#### Written request
Below are the records; collect from them each line containing the string "rates".
━━━━━━━━
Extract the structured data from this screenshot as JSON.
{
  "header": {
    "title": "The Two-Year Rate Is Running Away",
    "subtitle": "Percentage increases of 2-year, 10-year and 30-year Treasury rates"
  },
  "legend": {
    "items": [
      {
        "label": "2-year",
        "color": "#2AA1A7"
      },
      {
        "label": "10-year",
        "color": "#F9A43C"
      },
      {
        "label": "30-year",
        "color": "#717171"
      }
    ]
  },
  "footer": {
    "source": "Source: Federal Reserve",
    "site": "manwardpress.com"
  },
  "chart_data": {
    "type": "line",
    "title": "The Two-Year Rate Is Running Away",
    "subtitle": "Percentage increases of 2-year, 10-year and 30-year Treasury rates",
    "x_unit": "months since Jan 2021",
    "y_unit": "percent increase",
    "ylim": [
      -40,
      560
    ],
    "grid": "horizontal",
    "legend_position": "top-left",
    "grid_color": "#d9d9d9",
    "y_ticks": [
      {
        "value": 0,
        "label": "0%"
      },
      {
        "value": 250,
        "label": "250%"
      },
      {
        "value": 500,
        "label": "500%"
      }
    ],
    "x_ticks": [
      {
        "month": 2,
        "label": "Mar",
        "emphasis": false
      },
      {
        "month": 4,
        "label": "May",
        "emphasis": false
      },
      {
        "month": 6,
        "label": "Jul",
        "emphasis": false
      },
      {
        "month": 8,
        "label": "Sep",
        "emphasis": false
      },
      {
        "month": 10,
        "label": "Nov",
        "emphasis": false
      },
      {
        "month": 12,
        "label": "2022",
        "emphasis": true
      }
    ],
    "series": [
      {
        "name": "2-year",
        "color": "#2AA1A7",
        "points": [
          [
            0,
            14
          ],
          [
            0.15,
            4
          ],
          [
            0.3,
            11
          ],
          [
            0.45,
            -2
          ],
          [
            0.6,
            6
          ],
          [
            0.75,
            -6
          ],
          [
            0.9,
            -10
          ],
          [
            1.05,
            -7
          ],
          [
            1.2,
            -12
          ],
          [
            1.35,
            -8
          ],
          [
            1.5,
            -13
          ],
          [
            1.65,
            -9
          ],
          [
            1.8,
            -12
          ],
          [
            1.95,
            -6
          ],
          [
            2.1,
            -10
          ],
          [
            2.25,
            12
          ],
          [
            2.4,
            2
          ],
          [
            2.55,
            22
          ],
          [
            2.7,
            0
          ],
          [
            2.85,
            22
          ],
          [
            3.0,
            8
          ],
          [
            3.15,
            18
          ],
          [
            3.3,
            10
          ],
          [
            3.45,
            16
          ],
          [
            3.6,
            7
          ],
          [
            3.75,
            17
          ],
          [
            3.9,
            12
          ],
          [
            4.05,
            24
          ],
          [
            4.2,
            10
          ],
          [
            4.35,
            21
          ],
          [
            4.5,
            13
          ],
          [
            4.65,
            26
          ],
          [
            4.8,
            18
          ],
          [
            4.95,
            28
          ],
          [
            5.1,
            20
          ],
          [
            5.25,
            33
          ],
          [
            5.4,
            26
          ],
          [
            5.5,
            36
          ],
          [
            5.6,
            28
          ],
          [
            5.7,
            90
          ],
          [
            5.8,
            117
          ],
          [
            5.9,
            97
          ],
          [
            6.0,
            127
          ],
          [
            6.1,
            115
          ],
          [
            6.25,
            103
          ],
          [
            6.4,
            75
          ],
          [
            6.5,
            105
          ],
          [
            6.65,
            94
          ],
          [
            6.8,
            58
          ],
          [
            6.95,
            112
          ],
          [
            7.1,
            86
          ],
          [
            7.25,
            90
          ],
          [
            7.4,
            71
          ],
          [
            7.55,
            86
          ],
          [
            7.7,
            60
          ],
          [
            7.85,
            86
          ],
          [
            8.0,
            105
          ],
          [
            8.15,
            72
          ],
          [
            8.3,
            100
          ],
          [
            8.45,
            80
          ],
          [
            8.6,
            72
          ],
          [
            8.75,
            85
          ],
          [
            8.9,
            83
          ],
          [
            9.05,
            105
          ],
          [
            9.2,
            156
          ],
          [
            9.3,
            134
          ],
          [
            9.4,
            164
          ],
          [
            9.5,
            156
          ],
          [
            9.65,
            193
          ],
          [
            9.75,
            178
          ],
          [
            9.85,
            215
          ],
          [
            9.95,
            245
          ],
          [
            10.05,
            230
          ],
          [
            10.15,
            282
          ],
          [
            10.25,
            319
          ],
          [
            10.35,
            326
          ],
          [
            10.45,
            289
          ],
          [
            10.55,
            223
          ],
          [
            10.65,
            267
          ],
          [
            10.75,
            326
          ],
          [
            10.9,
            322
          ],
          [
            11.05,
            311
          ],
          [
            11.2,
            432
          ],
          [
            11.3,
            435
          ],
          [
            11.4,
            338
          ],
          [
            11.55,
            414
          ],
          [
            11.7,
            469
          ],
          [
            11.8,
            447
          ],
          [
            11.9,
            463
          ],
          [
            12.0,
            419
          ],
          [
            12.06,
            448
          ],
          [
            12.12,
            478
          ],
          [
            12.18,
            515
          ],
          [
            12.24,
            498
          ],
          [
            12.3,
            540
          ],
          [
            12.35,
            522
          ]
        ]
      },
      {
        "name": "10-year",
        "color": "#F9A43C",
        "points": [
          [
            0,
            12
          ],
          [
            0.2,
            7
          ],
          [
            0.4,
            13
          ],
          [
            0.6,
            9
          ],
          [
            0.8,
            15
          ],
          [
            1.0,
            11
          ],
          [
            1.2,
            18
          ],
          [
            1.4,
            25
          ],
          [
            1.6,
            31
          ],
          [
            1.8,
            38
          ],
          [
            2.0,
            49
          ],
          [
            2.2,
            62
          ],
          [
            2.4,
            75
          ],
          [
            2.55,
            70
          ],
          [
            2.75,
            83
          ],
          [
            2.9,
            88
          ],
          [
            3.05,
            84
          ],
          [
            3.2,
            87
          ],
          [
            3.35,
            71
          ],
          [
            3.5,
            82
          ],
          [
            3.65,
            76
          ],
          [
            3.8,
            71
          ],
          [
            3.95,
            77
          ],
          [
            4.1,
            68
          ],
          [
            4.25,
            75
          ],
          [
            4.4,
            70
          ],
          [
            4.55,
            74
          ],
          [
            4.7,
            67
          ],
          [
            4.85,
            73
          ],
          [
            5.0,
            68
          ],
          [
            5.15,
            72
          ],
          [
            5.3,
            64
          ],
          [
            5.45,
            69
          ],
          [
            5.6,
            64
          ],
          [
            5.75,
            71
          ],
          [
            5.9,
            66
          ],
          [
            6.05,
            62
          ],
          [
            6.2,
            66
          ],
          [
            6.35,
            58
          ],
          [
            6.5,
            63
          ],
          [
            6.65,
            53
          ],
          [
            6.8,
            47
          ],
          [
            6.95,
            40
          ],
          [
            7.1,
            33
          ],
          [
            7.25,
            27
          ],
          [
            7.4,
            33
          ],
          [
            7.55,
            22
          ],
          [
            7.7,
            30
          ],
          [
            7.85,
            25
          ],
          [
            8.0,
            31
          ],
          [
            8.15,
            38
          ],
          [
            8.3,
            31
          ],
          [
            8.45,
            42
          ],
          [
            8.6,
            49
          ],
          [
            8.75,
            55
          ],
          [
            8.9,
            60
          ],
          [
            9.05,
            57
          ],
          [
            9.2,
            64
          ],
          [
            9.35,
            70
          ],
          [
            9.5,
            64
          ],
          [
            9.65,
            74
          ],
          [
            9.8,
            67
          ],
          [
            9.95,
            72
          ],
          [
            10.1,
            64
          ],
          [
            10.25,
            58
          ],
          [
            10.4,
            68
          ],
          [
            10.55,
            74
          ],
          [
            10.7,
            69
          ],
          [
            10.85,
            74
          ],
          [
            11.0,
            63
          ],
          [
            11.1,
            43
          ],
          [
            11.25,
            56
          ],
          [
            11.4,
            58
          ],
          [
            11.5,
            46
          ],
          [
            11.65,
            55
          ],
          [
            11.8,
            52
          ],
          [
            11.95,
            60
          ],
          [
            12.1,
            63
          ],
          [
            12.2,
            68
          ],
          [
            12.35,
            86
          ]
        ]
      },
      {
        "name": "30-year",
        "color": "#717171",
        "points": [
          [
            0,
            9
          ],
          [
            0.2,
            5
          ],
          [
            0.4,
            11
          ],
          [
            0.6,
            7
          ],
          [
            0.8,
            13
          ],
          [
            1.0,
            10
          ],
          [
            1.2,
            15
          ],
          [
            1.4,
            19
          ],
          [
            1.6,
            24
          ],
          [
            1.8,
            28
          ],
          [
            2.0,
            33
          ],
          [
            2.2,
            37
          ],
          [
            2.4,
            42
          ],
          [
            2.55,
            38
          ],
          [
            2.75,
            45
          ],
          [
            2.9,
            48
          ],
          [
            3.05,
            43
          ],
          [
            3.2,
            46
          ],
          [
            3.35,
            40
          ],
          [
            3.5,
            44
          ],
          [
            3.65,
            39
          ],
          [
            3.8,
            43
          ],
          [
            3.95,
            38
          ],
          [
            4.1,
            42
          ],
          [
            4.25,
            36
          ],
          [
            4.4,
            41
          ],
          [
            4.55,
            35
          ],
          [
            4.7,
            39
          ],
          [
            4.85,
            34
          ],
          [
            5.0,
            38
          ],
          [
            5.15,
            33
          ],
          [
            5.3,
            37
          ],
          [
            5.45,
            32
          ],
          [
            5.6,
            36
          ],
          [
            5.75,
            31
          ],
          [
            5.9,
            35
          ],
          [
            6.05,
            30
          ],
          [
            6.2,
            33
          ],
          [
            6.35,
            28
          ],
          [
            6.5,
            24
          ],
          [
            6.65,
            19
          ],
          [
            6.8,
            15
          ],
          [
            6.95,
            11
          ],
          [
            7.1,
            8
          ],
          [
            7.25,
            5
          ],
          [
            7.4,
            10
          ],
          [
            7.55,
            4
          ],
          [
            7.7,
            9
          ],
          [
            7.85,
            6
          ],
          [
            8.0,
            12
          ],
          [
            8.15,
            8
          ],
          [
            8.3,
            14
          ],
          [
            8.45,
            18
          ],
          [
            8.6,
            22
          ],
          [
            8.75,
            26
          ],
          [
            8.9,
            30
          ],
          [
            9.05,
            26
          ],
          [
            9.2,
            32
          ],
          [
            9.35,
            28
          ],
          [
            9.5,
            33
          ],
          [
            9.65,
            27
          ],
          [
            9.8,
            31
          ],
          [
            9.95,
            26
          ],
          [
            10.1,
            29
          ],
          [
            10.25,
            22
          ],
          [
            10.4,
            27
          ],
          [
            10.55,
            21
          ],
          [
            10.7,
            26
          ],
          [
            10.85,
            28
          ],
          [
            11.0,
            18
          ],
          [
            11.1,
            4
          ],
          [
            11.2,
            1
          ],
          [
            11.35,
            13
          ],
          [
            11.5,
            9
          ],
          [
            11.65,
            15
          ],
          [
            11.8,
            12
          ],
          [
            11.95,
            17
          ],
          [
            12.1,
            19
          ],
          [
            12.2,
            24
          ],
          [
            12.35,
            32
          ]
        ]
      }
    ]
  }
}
━━━━━━━━
#### Solved exercise
    "subtitle": "Percentage increases of 2-year, 10-year and 30-year Treasury rates"
    "subtitle": "Percentage increases of 2-year, 10-year and 30-year Treasury rates",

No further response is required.